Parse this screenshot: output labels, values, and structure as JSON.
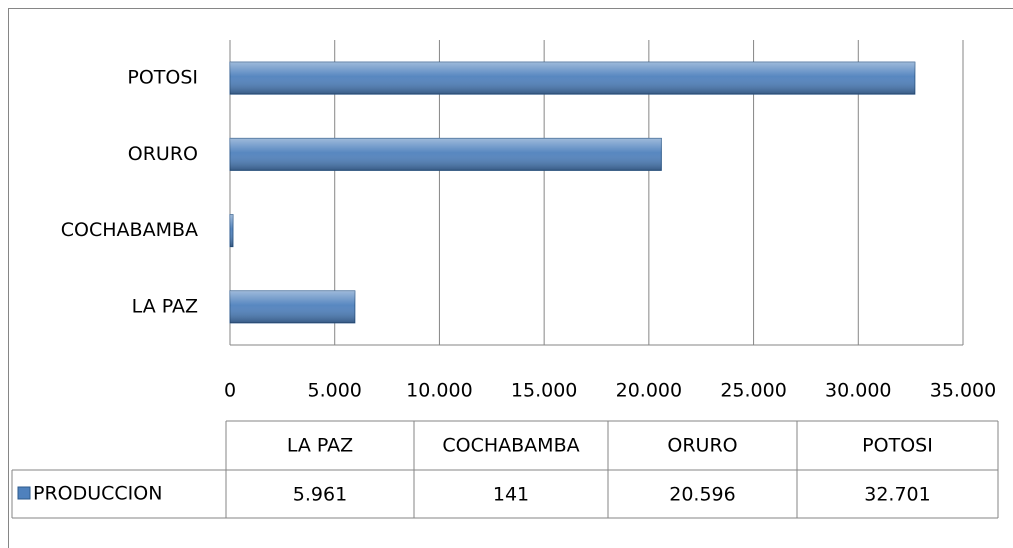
{
  "chart_data": {
    "type": "bar",
    "orientation": "horizontal",
    "categories": [
      "LA PAZ",
      "COCHABAMBA",
      "ORURO",
      "POTOSI"
    ],
    "series": [
      {
        "name": "PRODUCCION",
        "color": "#4f81bd",
        "values": [
          5961,
          141,
          20596,
          32701
        ],
        "value_labels": [
          "5.961",
          "141",
          "20.596",
          "32.701"
        ]
      }
    ],
    "xlim": [
      0,
      35000
    ],
    "xticks": [
      0,
      {
        "value": 5000,
        "label": "5.000"
      },
      {
        "value": 10000,
        "label": "10.000"
      },
      {
        "value": 15000,
        "label": "15.000"
      },
      {
        "value": 20000,
        "label": "20.000"
      },
      {
        "value": 25000,
        "label": "25.000"
      },
      {
        "value": 30000,
        "label": "30.000"
      },
      {
        "value": 35000,
        "label": "35.000"
      }
    ],
    "grid": true,
    "data_table": true
  }
}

━━━━━━━━━━━━━━━━

REQUIREMENT
All of the lines above should be printed exactly, minus the pictures.

ANSWER BELOW
Parse this screenshot: output labels, values, and structure as JSON.
{
  "chart_data": {
    "type": "bar",
    "orientation": "horizontal",
    "categories": [
      "LA PAZ",
      "COCHABAMBA",
      "ORURO",
      "POTOSI"
    ],
    "series": [
      {
        "name": "PRODUCCION",
        "color": "#4f81bd",
        "values": [
          5961,
          141,
          20596,
          32701
        ],
        "value_labels": [
          "5.961",
          "141",
          "20.596",
          "32.701"
        ]
      }
    ],
    "xlim": [
      0,
      35000
    ],
    "xticks": [
      0,
      {
        "value": 5000,
        "label": "5.000"
      },
      {
        "value": 10000,
        "label": "10.000"
      },
      {
        "value": 15000,
        "label": "15.000"
      },
      {
        "value": 20000,
        "label": "20.000"
      },
      {
        "value": 25000,
        "label": "25.000"
      },
      {
        "value": 30000,
        "label": "30.000"
      },
      {
        "value": 35000,
        "label": "35.000"
      }
    ],
    "grid": true,
    "data_table": true
  }
}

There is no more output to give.